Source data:
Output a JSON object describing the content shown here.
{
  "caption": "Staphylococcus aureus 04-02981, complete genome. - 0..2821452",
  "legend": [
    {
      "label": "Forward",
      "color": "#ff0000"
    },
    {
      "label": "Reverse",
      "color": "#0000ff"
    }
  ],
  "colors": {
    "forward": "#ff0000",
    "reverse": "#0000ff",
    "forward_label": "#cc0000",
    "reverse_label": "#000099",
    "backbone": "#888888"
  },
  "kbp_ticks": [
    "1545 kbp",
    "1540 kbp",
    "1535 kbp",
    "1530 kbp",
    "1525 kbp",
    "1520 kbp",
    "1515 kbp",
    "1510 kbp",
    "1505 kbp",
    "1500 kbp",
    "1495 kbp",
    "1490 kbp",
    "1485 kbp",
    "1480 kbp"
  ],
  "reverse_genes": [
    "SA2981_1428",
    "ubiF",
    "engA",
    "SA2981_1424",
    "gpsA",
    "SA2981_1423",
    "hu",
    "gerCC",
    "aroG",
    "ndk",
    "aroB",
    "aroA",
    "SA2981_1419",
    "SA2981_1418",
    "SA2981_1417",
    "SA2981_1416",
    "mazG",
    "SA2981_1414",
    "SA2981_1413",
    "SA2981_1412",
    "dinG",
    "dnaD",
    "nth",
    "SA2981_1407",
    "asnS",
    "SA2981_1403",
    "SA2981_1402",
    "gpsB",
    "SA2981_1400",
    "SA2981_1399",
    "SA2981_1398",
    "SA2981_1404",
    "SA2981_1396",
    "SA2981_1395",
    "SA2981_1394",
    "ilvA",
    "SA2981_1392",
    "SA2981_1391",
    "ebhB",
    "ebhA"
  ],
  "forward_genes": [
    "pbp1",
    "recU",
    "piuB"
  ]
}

## [What you have to do]
Every line from above should appear again in the answer, exactly as written.

## [Response to the exercise]
Output a JSON object describing the content shown here.
{
  "caption": "Staphylococcus aureus 04-02981, complete genome. - 0..2821452",
  "legend": [
    {
      "label": "Forward",
      "color": "#ff0000"
    },
    {
      "label": "Reverse",
      "color": "#0000ff"
    }
  ],
  "colors": {
    "forward": "#ff0000",
    "reverse": "#0000ff",
    "forward_label": "#cc0000",
    "reverse_label": "#000099",
    "backbone": "#888888"
  },
  "kbp_ticks": [
    "1545 kbp",
    "1540 kbp",
    "1535 kbp",
    "1530 kbp",
    "1525 kbp",
    "1520 kbp",
    "1515 kbp",
    "1510 kbp",
    "1505 kbp",
    "1500 kbp",
    "1495 kbp",
    "1490 kbp",
    "1485 kbp",
    "1480 kbp"
  ],
  "reverse_genes": [
    "SA2981_1428",
    "ubiF",
    "engA",
    "SA2981_1424",
    "gpsA",
    "SA2981_1423",
    "hu",
    "gerCC",
    "aroG",
    "ndk",
    "aroB",
    "aroA",
    "SA2981_1419",
    "SA2981_1418",
    "SA2981_1417",
    "SA2981_1416",
    "mazG",
    "SA2981_1414",
    "SA2981_1413",
    "SA2981_1412",
    "dinG",
    "dnaD",
    "nth",
    "SA2981_1407",
    "asnS",
    "SA2981_1403",
    "SA2981_1402",
    "gpsB",
    "SA2981_1400",
    "SA2981_1399",
    "SA2981_1398",
    "SA2981_1404",
    "SA2981_1396",
    "SA2981_1395",
    "SA2981_1394",
    "ilvA",
    "SA2981_1392",
    "SA2981_1391",
    "ebhB",
    "ebhA"
  ],
  "forward_genes": [
    "pbp1",
    "recU",
    "piuB"
  ]
}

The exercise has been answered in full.